• [WHAT THE TASK REQUIRES]: Give all of the lines again, with nothing added or dropped.

____ MATERIALS PROVIDED

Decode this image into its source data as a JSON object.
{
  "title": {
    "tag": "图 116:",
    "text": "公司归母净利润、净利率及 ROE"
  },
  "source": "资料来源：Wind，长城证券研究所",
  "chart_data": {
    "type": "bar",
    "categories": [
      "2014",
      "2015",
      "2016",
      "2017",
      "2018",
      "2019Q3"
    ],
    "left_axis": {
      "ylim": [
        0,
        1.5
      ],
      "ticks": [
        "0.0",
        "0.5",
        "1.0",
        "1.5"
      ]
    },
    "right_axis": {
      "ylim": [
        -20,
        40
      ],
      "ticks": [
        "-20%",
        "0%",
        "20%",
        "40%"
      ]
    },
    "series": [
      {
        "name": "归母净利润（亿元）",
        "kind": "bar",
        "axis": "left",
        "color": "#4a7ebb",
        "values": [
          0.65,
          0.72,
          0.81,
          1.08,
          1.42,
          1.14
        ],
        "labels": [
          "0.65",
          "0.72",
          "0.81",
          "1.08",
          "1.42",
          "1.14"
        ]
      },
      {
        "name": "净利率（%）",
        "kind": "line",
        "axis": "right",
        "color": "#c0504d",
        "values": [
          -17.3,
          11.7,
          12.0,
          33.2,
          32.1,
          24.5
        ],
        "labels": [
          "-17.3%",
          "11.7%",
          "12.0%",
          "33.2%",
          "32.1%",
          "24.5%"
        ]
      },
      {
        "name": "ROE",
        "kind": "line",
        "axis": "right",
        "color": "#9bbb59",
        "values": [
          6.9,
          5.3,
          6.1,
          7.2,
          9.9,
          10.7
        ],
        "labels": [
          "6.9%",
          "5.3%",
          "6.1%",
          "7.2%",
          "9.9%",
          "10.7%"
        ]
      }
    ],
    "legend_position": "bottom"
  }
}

________

• [EXPECTED ANSWER]:
Decode this image into its source data as a JSON object.
{
  "title": {
    "tag": "图 116:",
    "text": "公司归母净利润、净利率及 ROE"
  },
  "source": "资料来源：Wind，长城证券研究所",
  "chart_data": {
    "type": "bar",
    "categories": [
      "2014",
      "2015",
      "2016",
      "2017",
      "2018",
      "2019Q3"
    ],
    "left_axis": {
      "ylim": [
        0,
        1.5
      ],
      "ticks": [
        "0.0",
        "0.5",
        "1.0",
        "1.5"
      ]
    },
    "right_axis": {
      "ylim": [
        -20,
        40
      ],
      "ticks": [
        "-20%",
        "0%",
        "20%",
        "40%"
      ]
    },
    "series": [
      {
        "name": "归母净利润（亿元）",
        "kind": "bar",
        "axis": "left",
        "color": "#4a7ebb",
        "values": [
          0.65,
          0.72,
          0.81,
          1.08,
          1.42,
          1.14
        ],
        "labels": [
          "0.65",
          "0.72",
          "0.81",
          "1.08",
          "1.42",
          "1.14"
        ]
      },
      {
        "name": "净利率（%）",
        "kind": "line",
        "axis": "right",
        "color": "#c0504d",
        "values": [
          -17.3,
          11.7,
          12.0,
          33.2,
          32.1,
          24.5
        ],
        "labels": [
          "-17.3%",
          "11.7%",
          "12.0%",
          "33.2%",
          "32.1%",
          "24.5%"
        ]
      },
      {
        "name": "ROE",
        "kind": "line",
        "axis": "right",
        "color": "#9bbb59",
        "values": [
          6.9,
          5.3,
          6.1,
          7.2,
          9.9,
          10.7
        ],
        "labels": [
          "6.9%",
          "5.3%",
          "6.1%",
          "7.2%",
          "9.9%",
          "10.7%"
        ]
      }
    ],
    "legend_position": "bottom"
  }
}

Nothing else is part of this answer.